→ What this task involves:
Count how many lines mention the word "县农业农村局". Write that number alone.

[Stored records]
━━━━━━━━

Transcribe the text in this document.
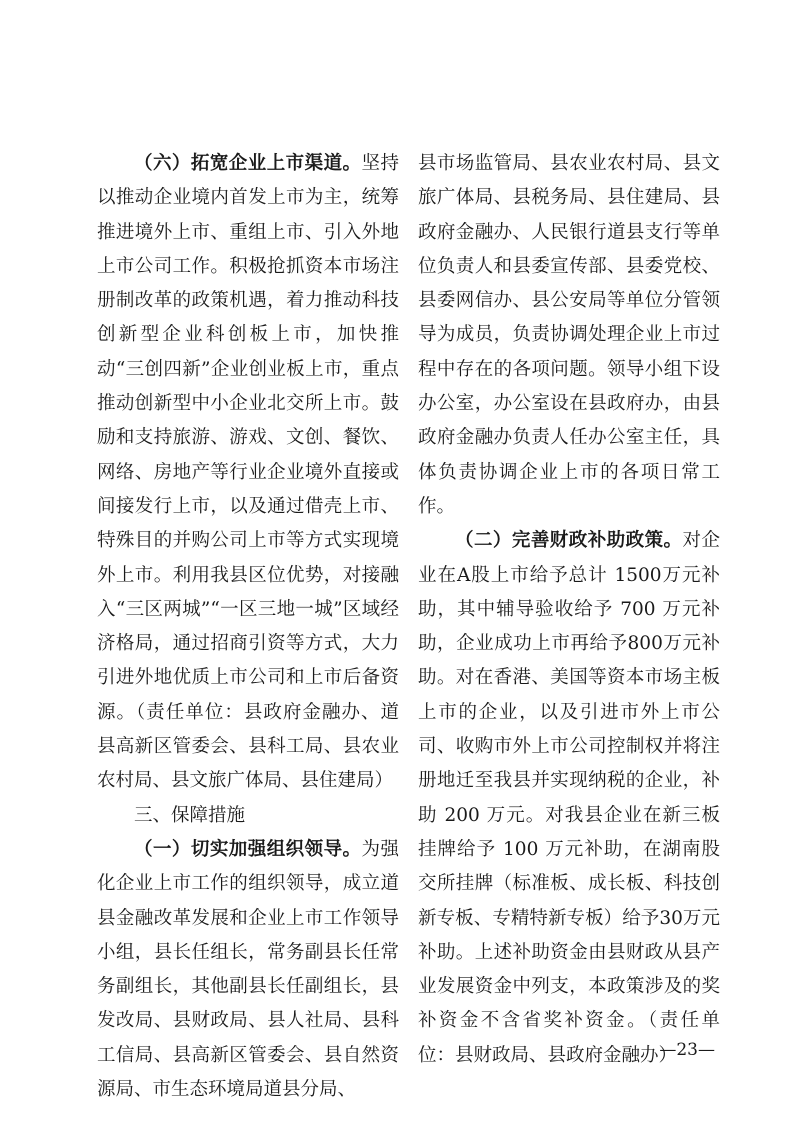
（六）拓宽企业上市渠道。坚持以推动企业境内首发上市为主，统筹推进境外上市、重组上市、引入外地上市公司工作。积极抢抓资本市场注册制改革的政策机遇，着力推动科技创新型企业科创板上市，加快推动“三创四新”企业创业板上市，重点推动创新型中小企业北交所上市。鼓励和支持旅游、游戏、文创、餐饮、网络、房地产等行业企业境外直接或间接发行上市，以及通过借壳上市、特殊目的并购公司上市等方式实现境外上市。利用我县区位优势，对接融入“三区两城”“一区三地一城”区域经济格局，通过招商引资等方式，大力引进外地优质上市公司和上市后备资源。（责任单位：县政府金融办、道县高新区管委会、县科工局、县农业农村局、县文旅广体局、县住建局）

三、保障措施

（一）切实加强组织领导。为强化企业上市工作的组织领导，成立道县金融改革发展和企业上市工作领导小组，县长任组长，常务副县长任常务副组长，其他副县长任副组长，县发改局、县财政局、县人社局、县科工信局、县高新区管委会、县自然资源局、市生态环境局道县分局、

县市场监管局、县农业农村局、县文旅广体局、县税务局、县住建局、县政府金融办、人民银行道县支行等单位负责人和县委宣传部、县委党校、县委网信办、县公安局等单位分管领导为成员，负责协调处理企业上市过程中存在的各项问题。领导小组下设办公室，办公室设在县政府办，由县政府金融办负责人任办公室主任，具体负责协调企业上市的各项日常工作。

（二）完善财政补助政策。对企业在A股上市给予总计 1500万元补助，其中辅导验收给予 700 万元补助，企业成功上市再给予800万元补助。对在香港、美国等资本市场主板上市的企业，以及引进市外上市公司、收购市外上市公司控制权并将注册地迁至我县并实现纳税的企业，补助 200 万元。对我县企业在新三板挂牌给予 100 万元补助，在湖南股交所挂牌（标准板、成长板、科技创新专板、专精特新专板）给予30万元补助。上述补助资金由县财政从县产业发展资金中列支，本政策涉及的奖补资金不含省奖补资金。（责任单位：县财政局、县政府金融办）

—23—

━━━━━━━━

→ Solution for this exercise:
2